◆ Brano proposto:
>>>>

La prima emissione di buoni del tesoro poliennali (btp) denominata Italia Sì (nome evocativo del referendum di marzo?) ha raccolto in cinque giorni 8,84 miliardi. La platea degli acquirenti è quasi esclusivamente domestica. Segno che la grana c’è, tanto è vero che nei portafogli degli investitori nazionali non finanziari i miliardi sono 458. Famiglie e imprese non finanziarie italiane detengono un 14,5% del debito pubblico. Non male. Ma ciò significa anche che oltre l’85% del debito pubblico è in mani straniere.
Ovviamente a comprare titoli è solo chi può permetterselo e dunque sul piano redistributivo gli effetti dell’alto debito (leggi: spartizione degli interessi cedolari) sono a favore di chi la grana già ce l’ha. Insieme alle solite banche e agli altri investitori istituzionali. E quella degli interessi passivi del debito costituisce una delle voci di spesa più rilevanti a carico dello Stato (dunque di quella metà dei contribuenti che paga le imposte).
Come scriveva Gianni Trovati sul Sole 24ore di domenica, «Da questo fiume di cellule sono inevitabilmente esclusi gli italiani in condizioni economiche meno floride. Che, anzi, vedo erodere dagli interessi sul debito in margine di bilancio che altrimenti avrebbero potuto finanziare politiche pubbliche a loro destinate». In altri termini: risorse tolte alla sanità, alla scuola, alla ricerca, eccetera.

<<<<

◆ Voci fornite:
>>>>

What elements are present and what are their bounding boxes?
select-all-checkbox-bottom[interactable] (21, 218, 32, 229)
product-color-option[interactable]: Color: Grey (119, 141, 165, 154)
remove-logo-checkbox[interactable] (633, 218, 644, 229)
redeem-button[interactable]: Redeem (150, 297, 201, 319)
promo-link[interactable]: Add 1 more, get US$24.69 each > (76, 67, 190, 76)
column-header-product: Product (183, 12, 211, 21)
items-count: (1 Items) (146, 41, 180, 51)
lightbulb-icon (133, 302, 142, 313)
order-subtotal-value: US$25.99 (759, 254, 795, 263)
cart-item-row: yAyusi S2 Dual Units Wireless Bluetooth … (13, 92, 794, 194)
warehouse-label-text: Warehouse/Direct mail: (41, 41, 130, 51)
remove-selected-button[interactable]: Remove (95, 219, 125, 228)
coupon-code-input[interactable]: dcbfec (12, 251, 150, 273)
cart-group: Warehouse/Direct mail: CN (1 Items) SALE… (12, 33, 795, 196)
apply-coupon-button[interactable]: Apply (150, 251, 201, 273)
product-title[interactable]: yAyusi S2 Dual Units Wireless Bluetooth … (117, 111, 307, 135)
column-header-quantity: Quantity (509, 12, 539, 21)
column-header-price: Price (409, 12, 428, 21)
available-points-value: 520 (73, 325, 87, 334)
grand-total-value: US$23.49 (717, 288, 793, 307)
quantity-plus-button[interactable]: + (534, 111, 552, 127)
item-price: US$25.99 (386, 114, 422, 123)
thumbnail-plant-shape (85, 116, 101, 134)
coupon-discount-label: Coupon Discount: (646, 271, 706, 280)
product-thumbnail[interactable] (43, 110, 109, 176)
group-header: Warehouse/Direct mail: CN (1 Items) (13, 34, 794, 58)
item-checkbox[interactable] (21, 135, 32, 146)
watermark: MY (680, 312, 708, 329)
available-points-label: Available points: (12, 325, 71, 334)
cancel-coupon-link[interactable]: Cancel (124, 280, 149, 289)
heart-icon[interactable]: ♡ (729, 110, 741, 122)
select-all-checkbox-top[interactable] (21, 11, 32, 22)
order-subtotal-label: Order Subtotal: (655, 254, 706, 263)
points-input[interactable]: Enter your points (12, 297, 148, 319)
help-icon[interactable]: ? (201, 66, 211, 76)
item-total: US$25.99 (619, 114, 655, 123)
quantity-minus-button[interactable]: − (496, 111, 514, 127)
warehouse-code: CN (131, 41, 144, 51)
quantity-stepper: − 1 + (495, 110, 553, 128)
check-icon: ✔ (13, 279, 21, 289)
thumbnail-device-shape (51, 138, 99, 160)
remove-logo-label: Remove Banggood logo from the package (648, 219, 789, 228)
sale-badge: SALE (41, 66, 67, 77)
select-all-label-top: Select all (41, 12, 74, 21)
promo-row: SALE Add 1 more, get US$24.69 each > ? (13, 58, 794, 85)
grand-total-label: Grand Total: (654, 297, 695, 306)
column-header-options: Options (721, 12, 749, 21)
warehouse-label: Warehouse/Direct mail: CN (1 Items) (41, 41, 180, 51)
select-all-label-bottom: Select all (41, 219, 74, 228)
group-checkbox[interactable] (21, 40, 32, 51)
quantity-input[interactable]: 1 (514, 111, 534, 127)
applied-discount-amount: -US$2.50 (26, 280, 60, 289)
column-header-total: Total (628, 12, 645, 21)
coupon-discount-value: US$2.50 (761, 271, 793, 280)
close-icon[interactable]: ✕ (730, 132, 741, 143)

<<<<

◆ Consegna: Riprendi il brano sul debito pubblico e sui btp Italia Sì e proseguilo a partire dall'ultima frase riportata.

◆ Risultato richiesto:
Gli interessi passivi costeranno quest’anno 94,9 miliardi (+8,9% rispetto al 2025), prima di arrivare a 100,1 miliardi nel 2027 e salire poi ai 111,6 miliardi messi in calendario nel 2029 dall’ultimo Documento di finanza pubblica approvato a fine aprile.
Di patrimoniale neanche a parlarne. Del resto, fanno notare, una pur minima patrimoniale la si paga già con la tassazione dei conti correnti (imposta di bollo). Sennonché tale imposta è fissa, sia per chi ha una giacenza media di 5.001 euro e sia per chi mediamente ha una giacenza di milioni di euro. Insomma, non è una imposta progressiva, e anzi per aziende, società ed enti, l’imposta di bollo fissa è di 100 € l’anno, anche in tal caso indipendentemente dalla giacenza. Tutto ciò s’addice alla buona gestione di una società di classe.
Chi pensa che un prossimo esecutivo, di stampo malavitoso come l’attuale o anche di stampo malavitoso diverso, possa mettere mano a questa distorsione che grida scandalo al cielo, ebbene, se c’è chi pensa questo, non è solo un irrimediabile illuso, bensì un imbecille.